## Written instruction
Transcribe all of the material below word for word and leave out its pictures.

__________________________________________________

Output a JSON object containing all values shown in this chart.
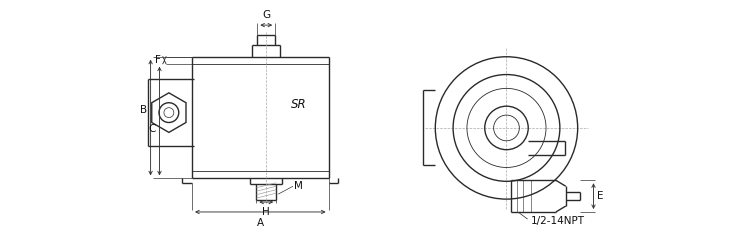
{
  "bg_color": "#ffffff",
  "line_color": "#2a2a2a",
  "dim_color": "#333333",
  "label_color": "#111111",
  "fig_width": 7.5,
  "fig_height": 2.44,
  "dpi": 100,
  "labels": {
    "G": "G",
    "F": "F",
    "B": "B",
    "C": "C",
    "SR": "SR",
    "H": "H",
    "M": "M",
    "A": "A",
    "E": "E",
    "npt": "1/2-14NPT"
  }
}
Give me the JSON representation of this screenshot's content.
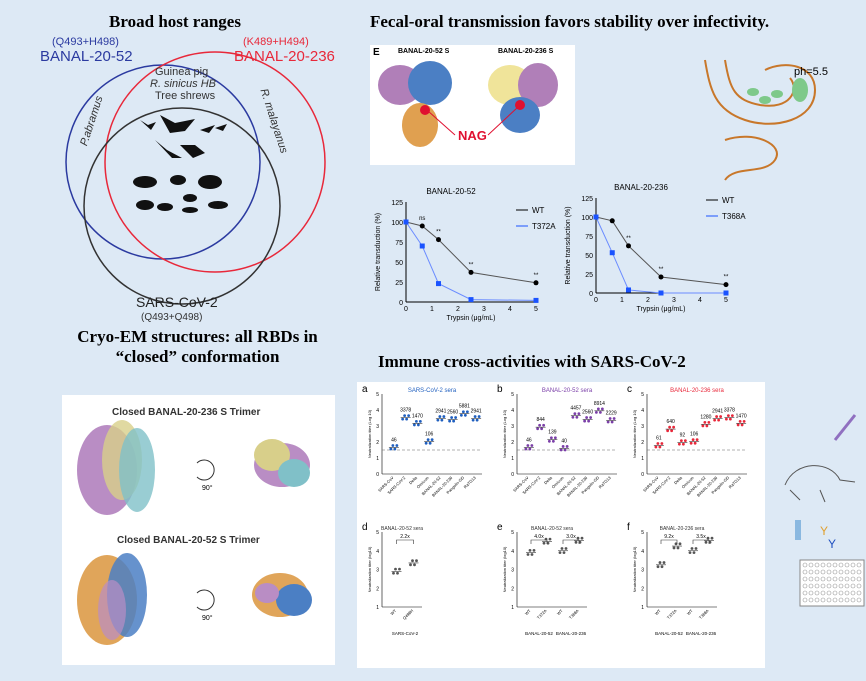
{
  "venn": {
    "title": "Broad host ranges",
    "banal52": {
      "name": "BANAL-20-52",
      "residues": "(Q493+H498)",
      "color": "#2b3aa0"
    },
    "banal236": {
      "name": "BANAL-20-236",
      "residues": "(K489+H494)",
      "color": "#e8283a"
    },
    "sars2": {
      "name": "SARS-CoV-2",
      "residues": "(Q493+Q498)",
      "color": "#333333"
    },
    "shared_hosts": [
      "Guinea pig",
      "R. sinicus HB",
      "Tree shrews"
    ],
    "left_only": "P.abramus",
    "right_only": "R. malayanus"
  },
  "fecal": {
    "title": "Fecal-oral transmission favors stability over infectivity.",
    "panel_letter": "E",
    "structure_labels": [
      "BANAL-20-52 S",
      "BANAL-20-236 S"
    ],
    "nag_label": "NAG",
    "ph_label": "ph=5.5"
  },
  "chart_data": [
    {
      "type": "line",
      "title": "BANAL-20-52",
      "xlabel": "Trypsin (μg/mL)",
      "ylabel": "Relative transduction (%)",
      "xlim": [
        0,
        5
      ],
      "ylim": [
        0,
        125
      ],
      "xticks": [
        "0",
        "1",
        "2",
        "3",
        "4",
        "5"
      ],
      "yticks": [
        "0",
        "25",
        "50",
        "75",
        "100",
        "125"
      ],
      "x": [
        0,
        0.625,
        1.25,
        2.5,
        5
      ],
      "series": [
        {
          "name": "WT",
          "color": "#000000",
          "values": [
            100,
            95,
            78,
            37,
            24
          ]
        },
        {
          "name": "T372A",
          "color": "#1a53ff",
          "values": [
            100,
            70,
            23,
            3,
            2
          ]
        }
      ],
      "annotations": [
        "ns",
        "**",
        "**",
        "**"
      ],
      "legend": "top-right"
    },
    {
      "type": "line",
      "title": "BANAL-20-236",
      "xlabel": "Trypsin (μg/mL)",
      "ylabel": "Relative transduction (%)",
      "xlim": [
        0,
        5
      ],
      "ylim": [
        0,
        125
      ],
      "xticks": [
        "0",
        "1",
        "2",
        "3",
        "4",
        "5"
      ],
      "yticks": [
        "0",
        "25",
        "50",
        "75",
        "100",
        "125"
      ],
      "x": [
        0,
        0.625,
        1.25,
        2.5,
        5
      ],
      "series": [
        {
          "name": "WT",
          "color": "#000000",
          "values": [
            100,
            95,
            62,
            21,
            11
          ]
        },
        {
          "name": "T368A",
          "color": "#1a53ff",
          "values": [
            100,
            53,
            4,
            0,
            0
          ]
        }
      ],
      "annotations": [
        "**",
        "**",
        "**"
      ],
      "legend": "top-right"
    },
    {
      "type": "scatter",
      "letter": "a",
      "title": "SARS-CoV-2 sera",
      "color": "#1f5fbf",
      "ylabel": "Neutralization titer (Log 10)",
      "ylim": [
        0,
        5
      ],
      "yticks": [
        "0",
        "1",
        "2",
        "3",
        "4",
        "5"
      ],
      "threshold": 1.5,
      "categories": [
        "SARS-CoV",
        "SARS-CoV-2",
        "Delta",
        "Omicron",
        "BANAL-20-52",
        "BANAL-20-236",
        "Pangolin-GD",
        "RaTG13"
      ],
      "values": [
        46,
        3378,
        1470,
        106,
        2941,
        2560,
        5881,
        2941
      ]
    },
    {
      "type": "scatter",
      "letter": "b",
      "title": "BANAL-20-52 sera",
      "color": "#7b3fa8",
      "ylabel": "Neutralization titer (Log 10)",
      "ylim": [
        0,
        5
      ],
      "yticks": [
        "0",
        "1",
        "2",
        "3",
        "4",
        "5"
      ],
      "threshold": 1.5,
      "categories": [
        "SARS-CoV",
        "SARS-CoV-2",
        "Delta",
        "Omicron",
        "BANAL-20-52",
        "BANAL-20-236",
        "Pangolin-GD",
        "RaTG13"
      ],
      "values": [
        46,
        844,
        139,
        40,
        4457,
        2560,
        8914,
        2229
      ]
    },
    {
      "type": "scatter",
      "letter": "c",
      "title": "BANAL-20-236 sera",
      "color": "#e8283a",
      "ylabel": "Neutralization titer (Log 10)",
      "ylim": [
        0,
        5
      ],
      "yticks": [
        "0",
        "1",
        "2",
        "3",
        "4",
        "5"
      ],
      "threshold": 1.5,
      "categories": [
        "SARS-CoV",
        "SARS-CoV-2",
        "Delta",
        "Omicron",
        "BANAL-20-52",
        "BANAL-20-236",
        "Pangolin-GD",
        "RaTG13"
      ],
      "values": [
        61,
        640,
        92,
        106,
        1280,
        2941,
        3378,
        1470
      ]
    },
    {
      "type": "scatter",
      "letter": "d",
      "title": "BANAL-20-52 sera",
      "color": "#555555",
      "ylabel": "Neutralization titer (log10)",
      "ylim": [
        1,
        5
      ],
      "yticks": [
        "1",
        "2",
        "3",
        "4",
        "5"
      ],
      "categories": [
        "WT",
        "Q498H"
      ],
      "values": [
        2.9,
        3.35
      ],
      "groups": [
        "SARS-CoV-2"
      ],
      "folds": [
        "2.2x"
      ]
    },
    {
      "type": "scatter",
      "letter": "e",
      "title": "BANAL-20-52 sera",
      "color": "#555555",
      "ylabel": "Neutralization titer (log10)",
      "ylim": [
        1,
        5
      ],
      "yticks": [
        "1",
        "2",
        "3",
        "4",
        "5"
      ],
      "categories": [
        "WT",
        "T372A",
        "WT",
        "T368A"
      ],
      "values": [
        3.9,
        4.5,
        4.0,
        4.55
      ],
      "groups": [
        "BANAL-20-52",
        "BANAL-20-236"
      ],
      "folds": [
        "4.0x",
        "3.0x"
      ]
    },
    {
      "type": "scatter",
      "letter": "f",
      "title": "BANAL-20-236 sera",
      "color": "#555555",
      "ylabel": "Neutralization titer (log10)",
      "ylim": [
        1,
        5
      ],
      "yticks": [
        "1",
        "2",
        "3",
        "4",
        "5"
      ],
      "categories": [
        "WT",
        "T372A",
        "WT",
        "T368A"
      ],
      "values": [
        3.25,
        4.25,
        4.0,
        4.55
      ],
      "groups": [
        "BANAL-20-52",
        "BANAL-20-236"
      ],
      "folds": [
        "9.2x",
        "3.5x"
      ]
    }
  ],
  "cryo": {
    "title_line1": "Cryo-EM structures: all RBDs in",
    "title_line2": "“closed” conformation",
    "structure1": "Closed BANAL-20-236 S Trimer",
    "structure2": "Closed BANAL-20-52 S Trimer",
    "rotation": "90°"
  },
  "immune": {
    "title": "Immune cross-activities with SARS-CoV-2"
  }
}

__________________________________________________

## Solution to this task
Output a JSON object containing all values shown in this chart.
{
  "bg_color": "#ffffff",
  "line_color": "#2a2a2a",
  "dim_color": "#333333",
  "label_color": "#111111",
  "fig_width": 7.5,
  "fig_height": 2.44,
  "dpi": 100,
  "labels": {
    "G": "G",
    "F": "F",
    "B": "B",
    "C": "C",
    "SR": "SR",
    "H": "H",
    "M": "M",
    "A": "A",
    "E": "E",
    "npt": "1/2-14NPT"
  }
}
Give me the JSON representation of this screenshot's content.
{
  "venn": {
    "title": "Broad host ranges",
    "banal52": {
      "name": "BANAL-20-52",
      "residues": "(Q493+H498)",
      "color": "#2b3aa0"
    },
    "banal236": {
      "name": "BANAL-20-236",
      "residues": "(K489+H494)",
      "color": "#e8283a"
    },
    "sars2": {
      "name": "SARS-CoV-2",
      "residues": "(Q493+Q498)",
      "color": "#333333"
    },
    "shared_hosts": [
      "Guinea pig",
      "R. sinicus HB",
      "Tree shrews"
    ],
    "left_only": "P.abramus",
    "right_only": "R. malayanus"
  },
  "fecal": {
    "title": "Fecal-oral transmission favors stability over infectivity.",
    "panel_letter": "E",
    "structure_labels": [
      "BANAL-20-52 S",
      "BANAL-20-236 S"
    ],
    "nag_label": "NAG",
    "ph_label": "ph=5.5"
  },
  "chart_data": [
    {
      "type": "line",
      "title": "BANAL-20-52",
      "xlabel": "Trypsin (μg/mL)",
      "ylabel": "Relative transduction (%)",
      "xlim": [
        0,
        5
      ],
      "ylim": [
        0,
        125
      ],
      "xticks": [
        "0",
        "1",
        "2",
        "3",
        "4",
        "5"
      ],
      "yticks": [
        "0",
        "25",
        "50",
        "75",
        "100",
        "125"
      ],
      "x": [
        0,
        0.625,
        1.25,
        2.5,
        5
      ],
      "series": [
        {
          "name": "WT",
          "color": "#000000",
          "values": [
            100,
            95,
            78,
            37,
            24
          ]
        },
        {
          "name": "T372A",
          "color": "#1a53ff",
          "values": [
            100,
            70,
            23,
            3,
            2
          ]
        }
      ],
      "annotations": [
        "ns",
        "**",
        "**",
        "**"
      ],
      "legend": "top-right"
    },
    {
      "type": "line",
      "title": "BANAL-20-236",
      "xlabel": "Trypsin (μg/mL)",
      "ylabel": "Relative transduction (%)",
      "xlim": [
        0,
        5
      ],
      "ylim": [
        0,
        125
      ],
      "xticks": [
        "0",
        "1",
        "2",
        "3",
        "4",
        "5"
      ],
      "yticks": [
        "0",
        "25",
        "50",
        "75",
        "100",
        "125"
      ],
      "x": [
        0,
        0.625,
        1.25,
        2.5,
        5
      ],
      "series": [
        {
          "name": "WT",
          "color": "#000000",
          "values": [
            100,
            95,
            62,
            21,
            11
          ]
        },
        {
          "name": "T368A",
          "color": "#1a53ff",
          "values": [
            100,
            53,
            4,
            0,
            0
          ]
        }
      ],
      "annotations": [
        "**",
        "**",
        "**"
      ],
      "legend": "top-right"
    },
    {
      "type": "scatter",
      "letter": "a",
      "title": "SARS-CoV-2 sera",
      "color": "#1f5fbf",
      "ylabel": "Neutralization titer (Log 10)",
      "ylim": [
        0,
        5
      ],
      "yticks": [
        "0",
        "1",
        "2",
        "3",
        "4",
        "5"
      ],
      "threshold": 1.5,
      "categories": [
        "SARS-CoV",
        "SARS-CoV-2",
        "Delta",
        "Omicron",
        "BANAL-20-52",
        "BANAL-20-236",
        "Pangolin-GD",
        "RaTG13"
      ],
      "values": [
        46,
        3378,
        1470,
        106,
        2941,
        2560,
        5881,
        2941
      ]
    },
    {
      "type": "scatter",
      "letter": "b",
      "title": "BANAL-20-52 sera",
      "color": "#7b3fa8",
      "ylabel": "Neutralization titer (Log 10)",
      "ylim": [
        0,
        5
      ],
      "yticks": [
        "0",
        "1",
        "2",
        "3",
        "4",
        "5"
      ],
      "threshold": 1.5,
      "categories": [
        "SARS-CoV",
        "SARS-CoV-2",
        "Delta",
        "Omicron",
        "BANAL-20-52",
        "BANAL-20-236",
        "Pangolin-GD",
        "RaTG13"
      ],
      "values": [
        46,
        844,
        139,
        40,
        4457,
        2560,
        8914,
        2229
      ]
    },
    {
      "type": "scatter",
      "letter": "c",
      "title": "BANAL-20-236 sera",
      "color": "#e8283a",
      "ylabel": "Neutralization titer (Log 10)",
      "ylim": [
        0,
        5
      ],
      "yticks": [
        "0",
        "1",
        "2",
        "3",
        "4",
        "5"
      ],
      "threshold": 1.5,
      "categories": [
        "SARS-CoV",
        "SARS-CoV-2",
        "Delta",
        "Omicron",
        "BANAL-20-52",
        "BANAL-20-236",
        "Pangolin-GD",
        "RaTG13"
      ],
      "values": [
        61,
        640,
        92,
        106,
        1280,
        2941,
        3378,
        1470
      ]
    },
    {
      "type": "scatter",
      "letter": "d",
      "title": "BANAL-20-52 sera",
      "color": "#555555",
      "ylabel": "Neutralization titer (log10)",
      "ylim": [
        1,
        5
      ],
      "yticks": [
        "1",
        "2",
        "3",
        "4",
        "5"
      ],
      "categories": [
        "WT",
        "Q498H"
      ],
      "values": [
        2.9,
        3.35
      ],
      "groups": [
        "SARS-CoV-2"
      ],
      "folds": [
        "2.2x"
      ]
    },
    {
      "type": "scatter",
      "letter": "e",
      "title": "BANAL-20-52 sera",
      "color": "#555555",
      "ylabel": "Neutralization titer (log10)",
      "ylim": [
        1,
        5
      ],
      "yticks": [
        "1",
        "2",
        "3",
        "4",
        "5"
      ],
      "categories": [
        "WT",
        "T372A",
        "WT",
        "T368A"
      ],
      "values": [
        3.9,
        4.5,
        4.0,
        4.55
      ],
      "groups": [
        "BANAL-20-52",
        "BANAL-20-236"
      ],
      "folds": [
        "4.0x",
        "3.0x"
      ]
    },
    {
      "type": "scatter",
      "letter": "f",
      "title": "BANAL-20-236 sera",
      "color": "#555555",
      "ylabel": "Neutralization titer (log10)",
      "ylim": [
        1,
        5
      ],
      "yticks": [
        "1",
        "2",
        "3",
        "4",
        "5"
      ],
      "categories": [
        "WT",
        "T372A",
        "WT",
        "T368A"
      ],
      "values": [
        3.25,
        4.25,
        4.0,
        4.55
      ],
      "groups": [
        "BANAL-20-52",
        "BANAL-20-236"
      ],
      "folds": [
        "9.2x",
        "3.5x"
      ]
    }
  ],
  "cryo": {
    "title_line1": "Cryo-EM structures: all RBDs in",
    "title_line2": "“closed” conformation",
    "structure1": "Closed BANAL-20-236 S Trimer",
    "structure2": "Closed BANAL-20-52 S Trimer",
    "rotation": "90°"
  },
  "immune": {
    "title": "Immune cross-activities with SARS-CoV-2"
  }
}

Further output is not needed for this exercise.